→ Document excerpt
-- Opening Marker --

The key status is degraded. A degraded cluster is still serving traffic through its healthy replicas—it's just running at reduced capacity.

// Status calculation after deploy result
const allReplicas = await db.select()
  .from(replicas)
  .where(eq(replicas.clusterId, cluster.id));

const allRunning = allReplicas.every(r => r.status === "running");
const anyFailed = allReplicas.some(r => r.status === "failed");
const allFailed = allReplicas.every(r => r.status === "failed");

let newStatus;
if (allFailed) {
  newStatus = "failed";
} else if (anyFailed) {
  newStatus = "degraded";  // Still serving, just reduced capacity
} else if (allRunning) {
  newStatus = "running";
} else {
  newStatus = "deploying";
}

await db.update(clusters)
  .set({ status: newStatus })
  .where(eq(clusters.id, cluster.id));

Automatic Recovery

When replicas fail, the system automatically attempts recovery:

Failure Detected
       │
       ▼
┌──────────────────────────┐
│  Mark replica unhealthy  │
│  Stop routing traffic    │
└────────────┬─────────────┘
             │
             ▼
┌──────────────────────────┐
│  Attempt local restart   │◀──── Same node, if healthy
└────────────┬─────────────┘
             │
             ▼ (if restart fails or node offline)
┌──────────────────────────┐
│  Schedule on new node    │◀──── Find healthy node with capacity
└────────────┬─────────────┘
             │
             ▼
┌──────────────────────────┐
│  Deploy to new node      │
│  Update cluster status   │
└──────────────────────────┘

This happens automatically—no manual intervention required. The goal is for users to never notice when a node fails.

-- Closing Marker --

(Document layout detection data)
-- Opening Marker --

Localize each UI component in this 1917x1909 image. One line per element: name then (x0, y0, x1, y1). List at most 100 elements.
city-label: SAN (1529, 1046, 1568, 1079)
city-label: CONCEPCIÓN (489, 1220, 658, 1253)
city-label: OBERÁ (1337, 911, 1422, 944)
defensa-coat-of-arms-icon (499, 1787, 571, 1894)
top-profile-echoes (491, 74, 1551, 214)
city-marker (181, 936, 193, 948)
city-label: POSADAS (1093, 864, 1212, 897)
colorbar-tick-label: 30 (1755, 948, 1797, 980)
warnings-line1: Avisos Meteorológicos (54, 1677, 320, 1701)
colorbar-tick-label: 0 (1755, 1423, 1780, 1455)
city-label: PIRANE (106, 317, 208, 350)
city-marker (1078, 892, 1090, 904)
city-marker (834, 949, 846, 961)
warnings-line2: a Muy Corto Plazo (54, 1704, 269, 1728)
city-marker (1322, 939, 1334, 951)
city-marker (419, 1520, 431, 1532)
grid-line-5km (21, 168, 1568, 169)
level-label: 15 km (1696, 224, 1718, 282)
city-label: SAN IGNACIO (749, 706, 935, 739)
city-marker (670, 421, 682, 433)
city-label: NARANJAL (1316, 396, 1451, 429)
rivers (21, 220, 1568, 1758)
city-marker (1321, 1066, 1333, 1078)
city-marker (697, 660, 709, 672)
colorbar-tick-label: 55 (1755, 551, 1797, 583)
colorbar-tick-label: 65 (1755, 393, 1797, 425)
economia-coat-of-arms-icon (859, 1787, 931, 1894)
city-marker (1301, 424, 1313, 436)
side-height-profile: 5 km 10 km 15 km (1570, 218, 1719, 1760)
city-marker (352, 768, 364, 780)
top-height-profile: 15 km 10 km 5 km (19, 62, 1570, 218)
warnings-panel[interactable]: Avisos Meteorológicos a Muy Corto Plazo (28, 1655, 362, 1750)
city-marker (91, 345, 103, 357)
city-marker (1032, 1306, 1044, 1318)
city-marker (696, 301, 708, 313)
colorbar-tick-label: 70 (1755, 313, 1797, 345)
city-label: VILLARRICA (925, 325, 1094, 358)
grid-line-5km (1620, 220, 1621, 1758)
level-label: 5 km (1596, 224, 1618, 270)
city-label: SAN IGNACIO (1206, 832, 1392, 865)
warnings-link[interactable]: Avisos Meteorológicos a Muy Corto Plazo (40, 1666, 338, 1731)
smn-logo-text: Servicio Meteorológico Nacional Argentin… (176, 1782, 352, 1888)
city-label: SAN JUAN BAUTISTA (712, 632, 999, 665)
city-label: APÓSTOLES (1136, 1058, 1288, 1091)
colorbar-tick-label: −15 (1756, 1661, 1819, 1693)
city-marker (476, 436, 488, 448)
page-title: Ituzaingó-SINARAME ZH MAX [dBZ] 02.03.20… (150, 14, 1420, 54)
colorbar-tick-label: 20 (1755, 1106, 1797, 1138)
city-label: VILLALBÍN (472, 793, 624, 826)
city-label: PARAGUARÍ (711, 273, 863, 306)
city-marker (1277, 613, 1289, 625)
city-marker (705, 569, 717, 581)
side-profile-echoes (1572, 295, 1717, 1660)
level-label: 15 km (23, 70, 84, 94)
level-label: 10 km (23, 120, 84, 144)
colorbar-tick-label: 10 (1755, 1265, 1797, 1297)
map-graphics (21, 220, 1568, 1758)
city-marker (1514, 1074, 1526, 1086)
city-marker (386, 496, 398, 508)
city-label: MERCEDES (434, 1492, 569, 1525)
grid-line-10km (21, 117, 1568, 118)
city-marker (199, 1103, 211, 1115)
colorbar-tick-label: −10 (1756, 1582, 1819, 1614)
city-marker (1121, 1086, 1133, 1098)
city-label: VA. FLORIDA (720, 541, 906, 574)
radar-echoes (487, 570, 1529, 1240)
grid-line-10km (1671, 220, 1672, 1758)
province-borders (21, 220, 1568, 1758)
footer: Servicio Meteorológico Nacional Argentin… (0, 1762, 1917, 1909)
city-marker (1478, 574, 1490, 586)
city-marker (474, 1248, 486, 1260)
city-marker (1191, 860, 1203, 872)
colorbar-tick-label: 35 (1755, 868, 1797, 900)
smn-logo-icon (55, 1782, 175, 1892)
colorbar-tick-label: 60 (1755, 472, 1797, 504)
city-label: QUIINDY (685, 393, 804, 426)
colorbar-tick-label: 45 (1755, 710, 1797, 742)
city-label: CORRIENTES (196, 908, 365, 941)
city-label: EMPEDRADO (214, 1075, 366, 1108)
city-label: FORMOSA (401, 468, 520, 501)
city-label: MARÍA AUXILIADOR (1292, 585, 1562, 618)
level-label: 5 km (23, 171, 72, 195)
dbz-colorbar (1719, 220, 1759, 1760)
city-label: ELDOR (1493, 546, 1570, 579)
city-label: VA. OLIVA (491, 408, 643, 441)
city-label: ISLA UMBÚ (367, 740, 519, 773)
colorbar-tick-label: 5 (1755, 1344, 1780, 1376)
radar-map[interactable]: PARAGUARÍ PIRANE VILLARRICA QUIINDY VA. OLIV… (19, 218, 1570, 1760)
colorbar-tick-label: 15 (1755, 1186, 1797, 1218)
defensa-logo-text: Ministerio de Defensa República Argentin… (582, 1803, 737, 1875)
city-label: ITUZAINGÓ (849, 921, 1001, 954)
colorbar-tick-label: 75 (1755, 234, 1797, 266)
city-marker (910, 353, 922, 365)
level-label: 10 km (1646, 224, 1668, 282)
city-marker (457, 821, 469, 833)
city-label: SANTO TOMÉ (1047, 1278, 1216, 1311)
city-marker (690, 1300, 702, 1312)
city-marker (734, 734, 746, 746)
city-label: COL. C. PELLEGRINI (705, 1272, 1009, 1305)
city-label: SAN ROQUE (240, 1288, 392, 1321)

-- Closing Marker --

→ Problem requirements
From the cluster status excerpt above, list every value the code can assign to newStatus.

→ Reply
"failed", "degraded", "running", "deploying"